Repeat the listing word for word. No pictures belong in the copy.

+ + + +

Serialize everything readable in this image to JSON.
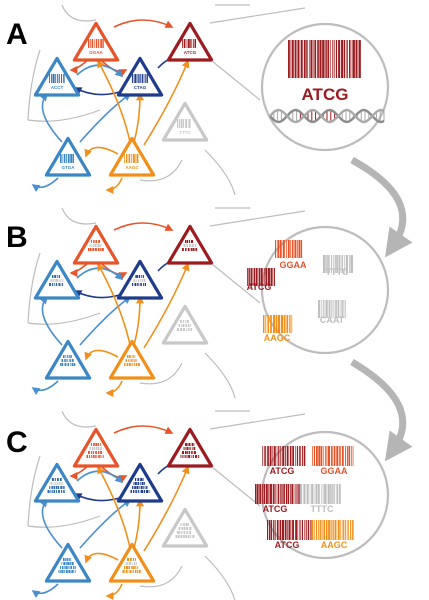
{
  "panels": [
    {
      "letter": "A",
      "nodes": [
        {
          "name": "ggaa",
          "label": "GGAA",
          "color": "#e8542a",
          "stripe": "#e8542a"
        },
        {
          "name": "atcg",
          "label": "ATCG",
          "color": "#9b1b1f",
          "stripe": "#9b1b1f"
        },
        {
          "name": "acct",
          "label": "ACCT",
          "color": "#3b87c4",
          "stripe": "#2a6aa8"
        },
        {
          "name": "ctag",
          "label": "CTAG",
          "color": "#1f3c8c",
          "stripe": "#1f3c8c"
        },
        {
          "name": "tttc",
          "label": "TTTC",
          "color": "#c8c8c8",
          "stripe": "#c8c8c8"
        },
        {
          "name": "gtga",
          "label": "GTGA",
          "color": "#3b87c4",
          "stripe": "#3b87c4"
        },
        {
          "name": "aagc",
          "label": "AAGC",
          "color": "#f0901a",
          "stripe": "#f0901a"
        }
      ],
      "zoom": {
        "type": "dna",
        "label": "ATCG",
        "color": "#9b1b1f"
      }
    },
    {
      "letter": "B",
      "zoom": {
        "type": "barcodes",
        "items": [
          {
            "label": "GGAA",
            "color": "#e8542a"
          },
          {
            "label": "TTTC",
            "color": "#bdbdbd"
          },
          {
            "label": "ATCG",
            "color": "#9b1b1f"
          },
          {
            "label": "CAAT",
            "color": "#bdbdbd"
          },
          {
            "label": "AAGC",
            "color": "#f0901a"
          }
        ]
      }
    },
    {
      "letter": "C",
      "zoom": {
        "type": "pairs",
        "items": [
          {
            "label": "ATCG",
            "color": "#9b1b1f"
          },
          {
            "label": "GGAA",
            "color": "#e8542a"
          },
          {
            "label": "ATCG",
            "color": "#9b1b1f"
          },
          {
            "label": "TTTC",
            "color": "#bdbdbd"
          },
          {
            "label": "ATCG",
            "color": "#9b1b1f"
          },
          {
            "label": "AAGC",
            "color": "#f0901a"
          }
        ]
      }
    }
  ],
  "colors": {
    "gray_line": "#bdbdbd",
    "arrow": "#b5b5b5",
    "red_edge": "#e8542a",
    "orange_edge": "#f0901a",
    "blue_edge": "#4a90cf",
    "navy_edge": "#1f3c8c"
  }
}
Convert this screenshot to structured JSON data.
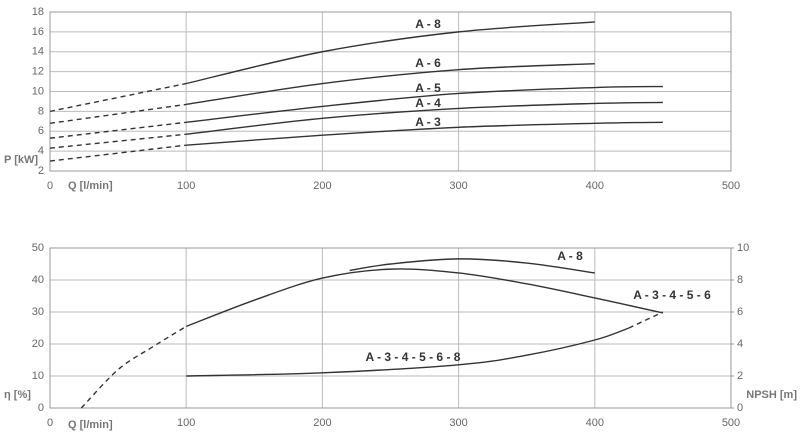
{
  "chart_data": [
    {
      "type": "line",
      "xlabel": "Q [l/min]",
      "ylabel": "P [kW]",
      "xlim": [
        0,
        500
      ],
      "xticks": [
        0,
        100,
        200,
        300,
        400,
        500
      ],
      "ylim": [
        2,
        18
      ],
      "yticks": [
        2,
        4,
        6,
        8,
        10,
        12,
        14,
        16,
        18
      ],
      "grid": true,
      "color": "#333333",
      "series": [
        {
          "dashed": true,
          "x": [
            0,
            100
          ],
          "values": [
            8.0,
            10.8
          ]
        },
        {
          "name": "A - 8",
          "x": [
            100,
            200,
            300,
            400
          ],
          "values": [
            10.8,
            14.0,
            16.0,
            17.0
          ]
        },
        {
          "dashed": true,
          "x": [
            0,
            100
          ],
          "values": [
            6.8,
            8.7
          ]
        },
        {
          "name": "A - 6",
          "x": [
            100,
            200,
            300,
            400
          ],
          "values": [
            8.7,
            10.8,
            12.2,
            12.8
          ]
        },
        {
          "dashed": true,
          "x": [
            0,
            100
          ],
          "values": [
            5.3,
            6.9
          ]
        },
        {
          "name": "A - 5",
          "x": [
            100,
            200,
            300,
            400,
            450
          ],
          "values": [
            6.9,
            8.5,
            9.8,
            10.4,
            10.5
          ]
        },
        {
          "dashed": true,
          "x": [
            0,
            100
          ],
          "values": [
            4.3,
            5.7
          ]
        },
        {
          "name": "A - 4",
          "x": [
            100,
            200,
            300,
            400,
            450
          ],
          "values": [
            5.7,
            7.3,
            8.3,
            8.8,
            8.9
          ]
        },
        {
          "dashed": true,
          "x": [
            0,
            100
          ],
          "values": [
            3.0,
            4.6
          ]
        },
        {
          "name": "A - 3",
          "x": [
            100,
            200,
            300,
            400,
            450
          ],
          "values": [
            4.6,
            5.6,
            6.4,
            6.8,
            6.9
          ]
        }
      ]
    },
    {
      "type": "line",
      "xlabel": "Q [l/min]",
      "ylabel": "η [%]",
      "y2label": "NPSH [m]",
      "xlim": [
        0,
        500
      ],
      "xticks": [
        0,
        100,
        200,
        300,
        400,
        500
      ],
      "ylim": [
        0,
        50
      ],
      "yticks": [
        0,
        10,
        20,
        30,
        40,
        50
      ],
      "y2lim": [
        0,
        10
      ],
      "y2ticks": [
        0,
        2,
        4,
        6,
        8,
        10
      ],
      "grid": true,
      "color": "#333333",
      "series": [
        {
          "dashed": true,
          "x": [
            23,
            50,
            75,
            100
          ],
          "values": [
            0,
            12,
            19,
            25.5
          ]
        },
        {
          "name": "A - 3 - 4 - 5 - 6",
          "x": [
            100,
            150,
            200,
            250,
            300,
            350,
            400,
            450
          ],
          "values": [
            25.5,
            33.7,
            40.6,
            43.4,
            42.2,
            38.8,
            34.4,
            29.7
          ]
        },
        {
          "name": "A - 8",
          "x": [
            220,
            250,
            300,
            350,
            400
          ],
          "values": [
            43,
            45,
            46.6,
            45.3,
            42.2
          ]
        },
        {
          "name": "A - 3 - 4 - 5 - 6 - 8",
          "axis": "y2",
          "x": [
            100,
            200,
            300,
            350,
            400,
            425
          ],
          "values": [
            2.0,
            2.2,
            2.7,
            3.3,
            4.25,
            5.0
          ]
        },
        {
          "dashed": true,
          "axis": "y2",
          "x": [
            425,
            450
          ],
          "values": [
            5.0,
            6.0
          ]
        }
      ]
    }
  ]
}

+ + + +

*Task answer*.
Serialize everything readable in this image to JSON.
{
  "panels": [
    {
      "letter": "A",
      "nodes": [
        {
          "name": "ggaa",
          "label": "GGAA",
          "color": "#e8542a",
          "stripe": "#e8542a"
        },
        {
          "name": "atcg",
          "label": "ATCG",
          "color": "#9b1b1f",
          "stripe": "#9b1b1f"
        },
        {
          "name": "acct",
          "label": "ACCT",
          "color": "#3b87c4",
          "stripe": "#2a6aa8"
        },
        {
          "name": "ctag",
          "label": "CTAG",
          "color": "#1f3c8c",
          "stripe": "#1f3c8c"
        },
        {
          "name": "tttc",
          "label": "TTTC",
          "color": "#c8c8c8",
          "stripe": "#c8c8c8"
        },
        {
          "name": "gtga",
          "label": "GTGA",
          "color": "#3b87c4",
          "stripe": "#3b87c4"
        },
        {
          "name": "aagc",
          "label": "AAGC",
          "color": "#f0901a",
          "stripe": "#f0901a"
        }
      ],
      "zoom": {
        "type": "dna",
        "label": "ATCG",
        "color": "#9b1b1f"
      }
    },
    {
      "letter": "B",
      "zoom": {
        "type": "barcodes",
        "items": [
          {
            "label": "GGAA",
            "color": "#e8542a"
          },
          {
            "label": "TTTC",
            "color": "#bdbdbd"
          },
          {
            "label": "ATCG",
            "color": "#9b1b1f"
          },
          {
            "label": "CAAT",
            "color": "#bdbdbd"
          },
          {
            "label": "AAGC",
            "color": "#f0901a"
          }
        ]
      }
    },
    {
      "letter": "C",
      "zoom": {
        "type": "pairs",
        "items": [
          {
            "label": "ATCG",
            "color": "#9b1b1f"
          },
          {
            "label": "GGAA",
            "color": "#e8542a"
          },
          {
            "label": "ATCG",
            "color": "#9b1b1f"
          },
          {
            "label": "TTTC",
            "color": "#bdbdbd"
          },
          {
            "label": "ATCG",
            "color": "#9b1b1f"
          },
          {
            "label": "AAGC",
            "color": "#f0901a"
          }
        ]
      }
    }
  ],
  "colors": {
    "gray_line": "#bdbdbd",
    "arrow": "#b5b5b5",
    "red_edge": "#e8542a",
    "orange_edge": "#f0901a",
    "blue_edge": "#4a90cf",
    "navy_edge": "#1f3c8c"
  }
}
Convert this screenshot to structured JSON data.
{
  "chart_data": [
    {
      "type": "line",
      "xlabel": "Q [l/min]",
      "ylabel": "P [kW]",
      "xlim": [
        0,
        500
      ],
      "xticks": [
        0,
        100,
        200,
        300,
        400,
        500
      ],
      "ylim": [
        2,
        18
      ],
      "yticks": [
        2,
        4,
        6,
        8,
        10,
        12,
        14,
        16,
        18
      ],
      "grid": true,
      "color": "#333333",
      "series": [
        {
          "dashed": true,
          "x": [
            0,
            100
          ],
          "values": [
            8.0,
            10.8
          ]
        },
        {
          "name": "A - 8",
          "x": [
            100,
            200,
            300,
            400
          ],
          "values": [
            10.8,
            14.0,
            16.0,
            17.0
          ]
        },
        {
          "dashed": true,
          "x": [
            0,
            100
          ],
          "values": [
            6.8,
            8.7
          ]
        },
        {
          "name": "A - 6",
          "x": [
            100,
            200,
            300,
            400
          ],
          "values": [
            8.7,
            10.8,
            12.2,
            12.8
          ]
        },
        {
          "dashed": true,
          "x": [
            0,
            100
          ],
          "values": [
            5.3,
            6.9
          ]
        },
        {
          "name": "A - 5",
          "x": [
            100,
            200,
            300,
            400,
            450
          ],
          "values": [
            6.9,
            8.5,
            9.8,
            10.4,
            10.5
          ]
        },
        {
          "dashed": true,
          "x": [
            0,
            100
          ],
          "values": [
            4.3,
            5.7
          ]
        },
        {
          "name": "A - 4",
          "x": [
            100,
            200,
            300,
            400,
            450
          ],
          "values": [
            5.7,
            7.3,
            8.3,
            8.8,
            8.9
          ]
        },
        {
          "dashed": true,
          "x": [
            0,
            100
          ],
          "values": [
            3.0,
            4.6
          ]
        },
        {
          "name": "A - 3",
          "x": [
            100,
            200,
            300,
            400,
            450
          ],
          "values": [
            4.6,
            5.6,
            6.4,
            6.8,
            6.9
          ]
        }
      ]
    },
    {
      "type": "line",
      "xlabel": "Q [l/min]",
      "ylabel": "η [%]",
      "y2label": "NPSH [m]",
      "xlim": [
        0,
        500
      ],
      "xticks": [
        0,
        100,
        200,
        300,
        400,
        500
      ],
      "ylim": [
        0,
        50
      ],
      "yticks": [
        0,
        10,
        20,
        30,
        40,
        50
      ],
      "y2lim": [
        0,
        10
      ],
      "y2ticks": [
        0,
        2,
        4,
        6,
        8,
        10
      ],
      "grid": true,
      "color": "#333333",
      "series": [
        {
          "dashed": true,
          "x": [
            23,
            50,
            75,
            100
          ],
          "values": [
            0,
            12,
            19,
            25.5
          ]
        },
        {
          "name": "A - 3 - 4 - 5 - 6",
          "x": [
            100,
            150,
            200,
            250,
            300,
            350,
            400,
            450
          ],
          "values": [
            25.5,
            33.7,
            40.6,
            43.4,
            42.2,
            38.8,
            34.4,
            29.7
          ]
        },
        {
          "name": "A - 8",
          "x": [
            220,
            250,
            300,
            350,
            400
          ],
          "values": [
            43,
            45,
            46.6,
            45.3,
            42.2
          ]
        },
        {
          "name": "A - 3 - 4 - 5 - 6 - 8",
          "axis": "y2",
          "x": [
            100,
            200,
            300,
            350,
            400,
            425
          ],
          "values": [
            2.0,
            2.2,
            2.7,
            3.3,
            4.25,
            5.0
          ]
        },
        {
          "dashed": true,
          "axis": "y2",
          "x": [
            425,
            450
          ],
          "values": [
            5.0,
            6.0
          ]
        }
      ]
    }
  ]
}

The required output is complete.